◆ Stored entries

........

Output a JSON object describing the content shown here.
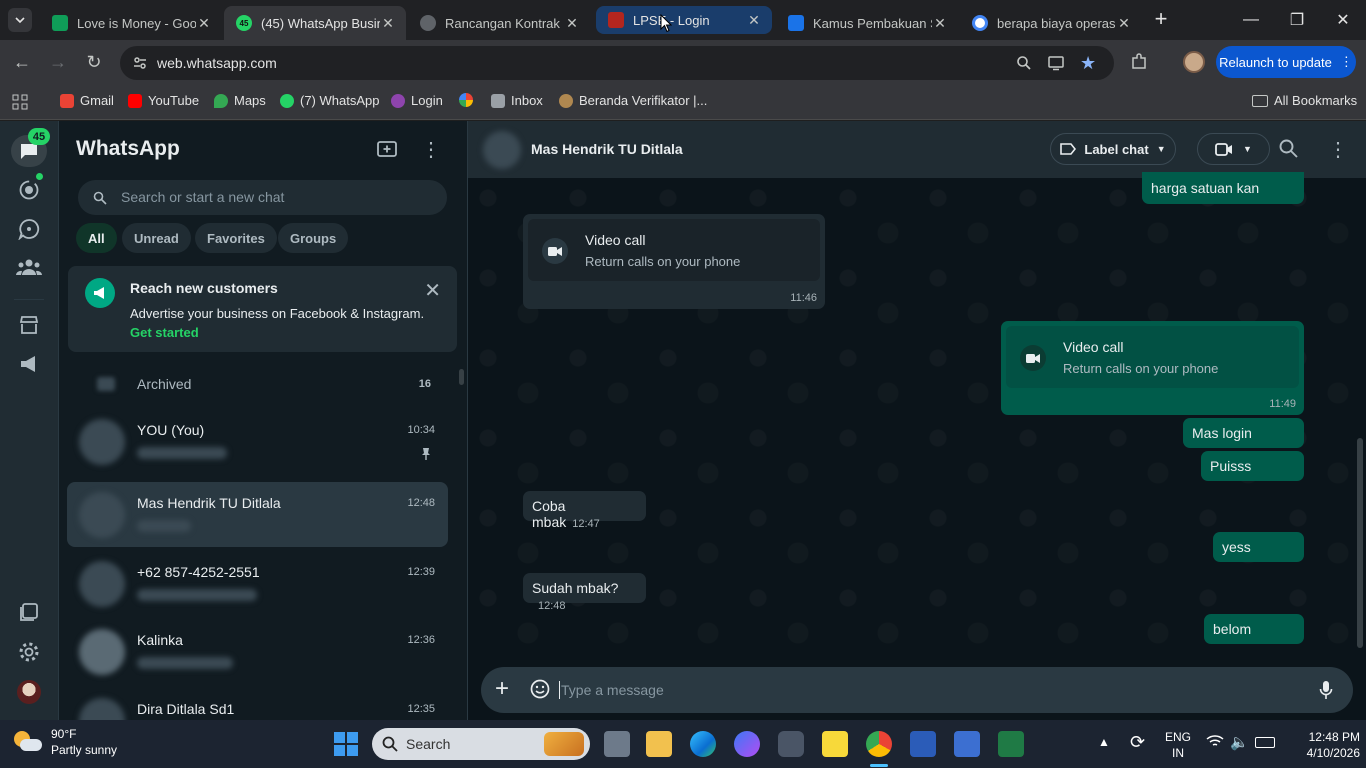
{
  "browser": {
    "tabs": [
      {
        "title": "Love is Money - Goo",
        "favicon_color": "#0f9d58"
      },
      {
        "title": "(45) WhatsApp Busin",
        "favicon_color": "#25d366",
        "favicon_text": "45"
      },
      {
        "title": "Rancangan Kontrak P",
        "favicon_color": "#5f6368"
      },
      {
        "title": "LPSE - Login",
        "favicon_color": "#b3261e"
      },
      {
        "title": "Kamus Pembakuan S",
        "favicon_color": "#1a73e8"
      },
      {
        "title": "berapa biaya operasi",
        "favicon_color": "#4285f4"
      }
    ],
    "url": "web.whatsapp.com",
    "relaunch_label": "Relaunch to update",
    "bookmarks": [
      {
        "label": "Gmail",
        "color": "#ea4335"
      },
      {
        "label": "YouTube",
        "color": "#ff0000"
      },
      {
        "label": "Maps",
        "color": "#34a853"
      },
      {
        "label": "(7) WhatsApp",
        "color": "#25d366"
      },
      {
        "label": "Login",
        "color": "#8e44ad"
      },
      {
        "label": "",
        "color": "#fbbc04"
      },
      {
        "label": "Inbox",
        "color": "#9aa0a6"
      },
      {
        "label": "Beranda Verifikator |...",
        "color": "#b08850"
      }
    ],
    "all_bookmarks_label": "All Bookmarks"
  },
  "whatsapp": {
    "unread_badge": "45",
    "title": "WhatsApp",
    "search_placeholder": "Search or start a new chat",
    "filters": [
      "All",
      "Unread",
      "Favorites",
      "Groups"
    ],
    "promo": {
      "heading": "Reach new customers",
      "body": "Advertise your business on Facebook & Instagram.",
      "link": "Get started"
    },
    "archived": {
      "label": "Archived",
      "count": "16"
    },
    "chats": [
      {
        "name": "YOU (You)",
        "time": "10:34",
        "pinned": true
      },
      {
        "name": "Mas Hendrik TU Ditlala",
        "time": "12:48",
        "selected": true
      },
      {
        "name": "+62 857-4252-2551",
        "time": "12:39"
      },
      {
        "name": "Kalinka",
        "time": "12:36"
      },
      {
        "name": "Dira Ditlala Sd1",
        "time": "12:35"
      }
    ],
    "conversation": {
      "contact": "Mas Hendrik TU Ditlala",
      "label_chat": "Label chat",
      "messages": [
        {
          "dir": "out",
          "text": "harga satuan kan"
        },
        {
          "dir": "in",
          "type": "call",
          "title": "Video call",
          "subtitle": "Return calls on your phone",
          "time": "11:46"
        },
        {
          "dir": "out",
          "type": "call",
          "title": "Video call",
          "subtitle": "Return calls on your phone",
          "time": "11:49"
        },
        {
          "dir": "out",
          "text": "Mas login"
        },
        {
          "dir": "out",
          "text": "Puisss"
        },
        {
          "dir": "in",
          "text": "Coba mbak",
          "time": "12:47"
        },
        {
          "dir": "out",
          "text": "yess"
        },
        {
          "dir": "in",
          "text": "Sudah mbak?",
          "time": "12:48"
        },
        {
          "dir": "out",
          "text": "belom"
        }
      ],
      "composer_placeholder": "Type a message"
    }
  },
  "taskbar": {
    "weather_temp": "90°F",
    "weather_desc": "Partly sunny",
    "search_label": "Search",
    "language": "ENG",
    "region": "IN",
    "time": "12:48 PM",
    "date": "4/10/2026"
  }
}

........

Copy each line that holds the word "Ditlala".

◆ FINAL RESULT
        "name": "Mas Hendrik TU Ditlala",
        "name": "Dira Ditlala Sd1",
      "contact": "Mas Hendrik TU Ditlala",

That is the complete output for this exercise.